- Task description
Can you write out all the lines word for word, with no pictures?

Items from a data source
# # #
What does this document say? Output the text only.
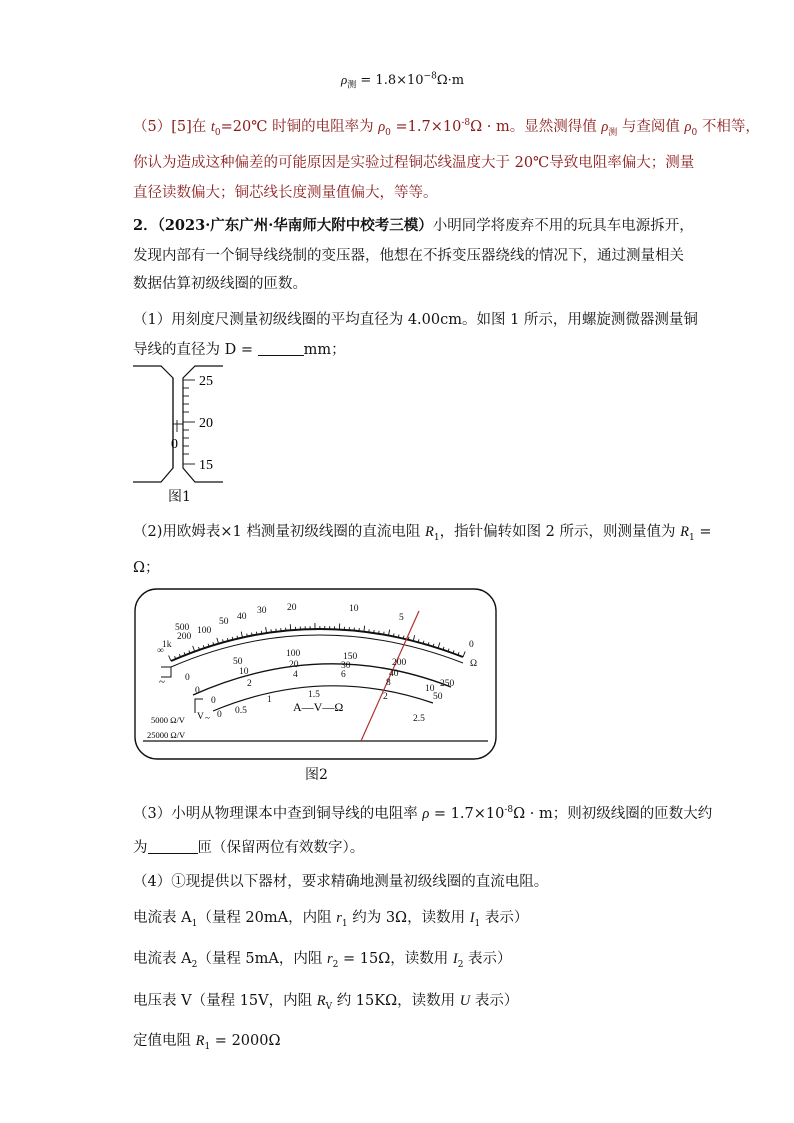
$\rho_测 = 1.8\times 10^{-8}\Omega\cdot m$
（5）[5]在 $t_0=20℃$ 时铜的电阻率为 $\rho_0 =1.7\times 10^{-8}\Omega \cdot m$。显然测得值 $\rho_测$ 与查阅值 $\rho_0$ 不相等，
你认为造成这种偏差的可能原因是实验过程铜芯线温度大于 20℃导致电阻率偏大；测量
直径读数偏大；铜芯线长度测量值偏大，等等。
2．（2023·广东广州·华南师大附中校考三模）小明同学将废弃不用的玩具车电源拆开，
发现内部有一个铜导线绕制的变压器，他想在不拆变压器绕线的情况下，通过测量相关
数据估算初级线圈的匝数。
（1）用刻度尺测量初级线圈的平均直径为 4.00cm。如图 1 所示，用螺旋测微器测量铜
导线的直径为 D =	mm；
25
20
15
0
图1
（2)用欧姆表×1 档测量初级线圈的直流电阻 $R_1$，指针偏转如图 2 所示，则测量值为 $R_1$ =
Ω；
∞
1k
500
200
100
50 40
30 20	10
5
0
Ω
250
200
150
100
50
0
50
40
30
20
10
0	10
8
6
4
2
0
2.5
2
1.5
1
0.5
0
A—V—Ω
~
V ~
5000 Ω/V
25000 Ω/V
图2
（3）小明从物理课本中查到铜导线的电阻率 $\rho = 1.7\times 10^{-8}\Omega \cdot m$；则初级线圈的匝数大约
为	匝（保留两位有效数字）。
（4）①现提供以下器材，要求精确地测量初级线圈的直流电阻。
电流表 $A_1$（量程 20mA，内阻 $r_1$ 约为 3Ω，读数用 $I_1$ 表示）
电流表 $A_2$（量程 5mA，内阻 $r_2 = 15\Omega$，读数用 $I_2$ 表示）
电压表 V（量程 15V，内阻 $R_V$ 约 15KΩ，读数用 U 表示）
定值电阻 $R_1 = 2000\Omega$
# # #
- Complete output
What does this document say? Output the text only.
$\rho_测 = 1.8\times 10^{-8}\Omega\cdot m$
（5）[5]在 $t_0=20℃$ 时铜的电阻率为 $\rho_0 =1.7\times 10^{-8}\Omega \cdot m$。显然测得值 $\rho_测$ 与查阅值 $\rho_0$ 不相等，
你认为造成这种偏差的可能原因是实验过程铜芯线温度大于 20℃导致电阻率偏大；测量
直径读数偏大；铜芯线长度测量值偏大，等等。
2．（2023·广东广州·华南师大附中校考三模）小明同学将废弃不用的玩具车电源拆开，
发现内部有一个铜导线绕制的变压器，他想在不拆变压器绕线的情况下，通过测量相关
数据估算初级线圈的匝数。
（1）用刻度尺测量初级线圈的平均直径为 4.00cm。如图 1 所示，用螺旋测微器测量铜
导线的直径为 D =	mm；
25
20
15
0
图1
（2)用欧姆表×1 档测量初级线圈的直流电阻 $R_1$，指针偏转如图 2 所示，则测量值为 $R_1$ =
Ω；
∞
1k
500
200
100
50 40
30 20	10
5
0
Ω
250
200
150
100
50
0
50
40
30
20
10
0	10
8
6
4
2
0
2.5
2
1.5
1
0.5
0
A—V—Ω
~
V ~
5000 Ω/V
25000 Ω/V
图2
（3）小明从物理课本中查到铜导线的电阻率 $\rho = 1.7\times 10^{-8}\Omega \cdot m$；则初级线圈的匝数大约
为	匝（保留两位有效数字）。
（4）①现提供以下器材，要求精确地测量初级线圈的直流电阻。
电流表 $A_1$（量程 20mA，内阻 $r_1$ 约为 3Ω，读数用 $I_1$ 表示）
电流表 $A_2$（量程 5mA，内阻 $r_2 = 15\Omega$，读数用 $I_2$ 表示）
电压表 V（量程 15V，内阻 $R_V$ 约 15KΩ，读数用 U 表示）
定值电阻 $R_1 = 2000\Omega$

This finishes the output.